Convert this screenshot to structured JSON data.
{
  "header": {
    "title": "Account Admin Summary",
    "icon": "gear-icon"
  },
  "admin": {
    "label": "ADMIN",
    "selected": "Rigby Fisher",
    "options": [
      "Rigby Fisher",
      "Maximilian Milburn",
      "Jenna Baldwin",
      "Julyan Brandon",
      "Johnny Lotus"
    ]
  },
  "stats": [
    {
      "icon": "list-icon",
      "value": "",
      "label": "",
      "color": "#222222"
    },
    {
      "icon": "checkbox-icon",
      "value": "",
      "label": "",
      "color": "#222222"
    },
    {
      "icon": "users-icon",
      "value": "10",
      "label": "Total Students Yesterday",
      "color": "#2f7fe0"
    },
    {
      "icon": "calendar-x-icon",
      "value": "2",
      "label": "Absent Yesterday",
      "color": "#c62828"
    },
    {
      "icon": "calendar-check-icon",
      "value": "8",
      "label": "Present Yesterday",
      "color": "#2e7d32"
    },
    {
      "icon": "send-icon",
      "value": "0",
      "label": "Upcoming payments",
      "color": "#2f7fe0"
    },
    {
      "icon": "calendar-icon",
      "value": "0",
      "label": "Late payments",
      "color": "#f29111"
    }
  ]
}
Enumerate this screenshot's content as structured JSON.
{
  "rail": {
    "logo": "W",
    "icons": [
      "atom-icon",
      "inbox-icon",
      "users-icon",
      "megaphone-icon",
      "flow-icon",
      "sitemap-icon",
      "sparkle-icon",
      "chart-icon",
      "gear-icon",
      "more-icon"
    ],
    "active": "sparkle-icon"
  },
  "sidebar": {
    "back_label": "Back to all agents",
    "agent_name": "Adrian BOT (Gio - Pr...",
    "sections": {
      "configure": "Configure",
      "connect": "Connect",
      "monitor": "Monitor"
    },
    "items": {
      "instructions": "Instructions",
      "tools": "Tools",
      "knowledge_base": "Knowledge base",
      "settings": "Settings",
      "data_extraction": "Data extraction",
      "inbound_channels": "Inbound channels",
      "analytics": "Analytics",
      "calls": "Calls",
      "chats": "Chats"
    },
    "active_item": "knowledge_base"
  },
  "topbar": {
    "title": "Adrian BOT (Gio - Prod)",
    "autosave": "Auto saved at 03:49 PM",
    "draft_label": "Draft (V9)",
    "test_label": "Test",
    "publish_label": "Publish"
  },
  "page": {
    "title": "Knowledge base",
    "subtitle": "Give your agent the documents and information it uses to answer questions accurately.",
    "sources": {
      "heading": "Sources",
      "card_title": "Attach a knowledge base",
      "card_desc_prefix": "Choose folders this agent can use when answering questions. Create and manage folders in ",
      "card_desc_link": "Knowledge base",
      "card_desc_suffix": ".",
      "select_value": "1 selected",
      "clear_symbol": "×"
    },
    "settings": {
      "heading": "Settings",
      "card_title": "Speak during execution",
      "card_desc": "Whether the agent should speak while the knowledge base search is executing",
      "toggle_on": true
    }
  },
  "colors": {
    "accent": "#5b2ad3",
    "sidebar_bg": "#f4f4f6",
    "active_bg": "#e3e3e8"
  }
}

*-*-*

:: YOUR INSTRUCTIONS ::
Restate every line of the data word for word.

:: FINISHED ANSWER ::
Convert this screenshot to structured JSON data.
{
  "header": {
    "title": "Account Admin Summary",
    "icon": "gear-icon"
  },
  "admin": {
    "label": "ADMIN",
    "selected": "Rigby Fisher",
    "options": [
      "Rigby Fisher",
      "Maximilian Milburn",
      "Jenna Baldwin",
      "Julyan Brandon",
      "Johnny Lotus"
    ]
  },
  "stats": [
    {
      "icon": "list-icon",
      "value": "",
      "label": "",
      "color": "#222222"
    },
    {
      "icon": "checkbox-icon",
      "value": "",
      "label": "",
      "color": "#222222"
    },
    {
      "icon": "users-icon",
      "value": "10",
      "label": "Total Students Yesterday",
      "color": "#2f7fe0"
    },
    {
      "icon": "calendar-x-icon",
      "value": "2",
      "label": "Absent Yesterday",
      "color": "#c62828"
    },
    {
      "icon": "calendar-check-icon",
      "value": "8",
      "label": "Present Yesterday",
      "color": "#2e7d32"
    },
    {
      "icon": "send-icon",
      "value": "0",
      "label": "Upcoming payments",
      "color": "#2f7fe0"
    },
    {
      "icon": "calendar-icon",
      "value": "0",
      "label": "Late payments",
      "color": "#f29111"
    }
  ]
}
Enumerate this screenshot's content as structured JSON.
{
  "rail": {
    "logo": "W",
    "icons": [
      "atom-icon",
      "inbox-icon",
      "users-icon",
      "megaphone-icon",
      "flow-icon",
      "sitemap-icon",
      "sparkle-icon",
      "chart-icon",
      "gear-icon",
      "more-icon"
    ],
    "active": "sparkle-icon"
  },
  "sidebar": {
    "back_label": "Back to all agents",
    "agent_name": "Adrian BOT (Gio - Pr...",
    "sections": {
      "configure": "Configure",
      "connect": "Connect",
      "monitor": "Monitor"
    },
    "items": {
      "instructions": "Instructions",
      "tools": "Tools",
      "knowledge_base": "Knowledge base",
      "settings": "Settings",
      "data_extraction": "Data extraction",
      "inbound_channels": "Inbound channels",
      "analytics": "Analytics",
      "calls": "Calls",
      "chats": "Chats"
    },
    "active_item": "knowledge_base"
  },
  "topbar": {
    "title": "Adrian BOT (Gio - Prod)",
    "autosave": "Auto saved at 03:49 PM",
    "draft_label": "Draft (V9)",
    "test_label": "Test",
    "publish_label": "Publish"
  },
  "page": {
    "title": "Knowledge base",
    "subtitle": "Give your agent the documents and information it uses to answer questions accurately.",
    "sources": {
      "heading": "Sources",
      "card_title": "Attach a knowledge base",
      "card_desc_prefix": "Choose folders this agent can use when answering questions. Create and manage folders in ",
      "card_desc_link": "Knowledge base",
      "card_desc_suffix": ".",
      "select_value": "1 selected",
      "clear_symbol": "×"
    },
    "settings": {
      "heading": "Settings",
      "card_title": "Speak during execution",
      "card_desc": "Whether the agent should speak while the knowledge base search is executing",
      "toggle_on": true
    }
  },
  "colors": {
    "accent": "#5b2ad3",
    "sidebar_bg": "#f4f4f6",
    "active_bg": "#e3e3e8"
  }
}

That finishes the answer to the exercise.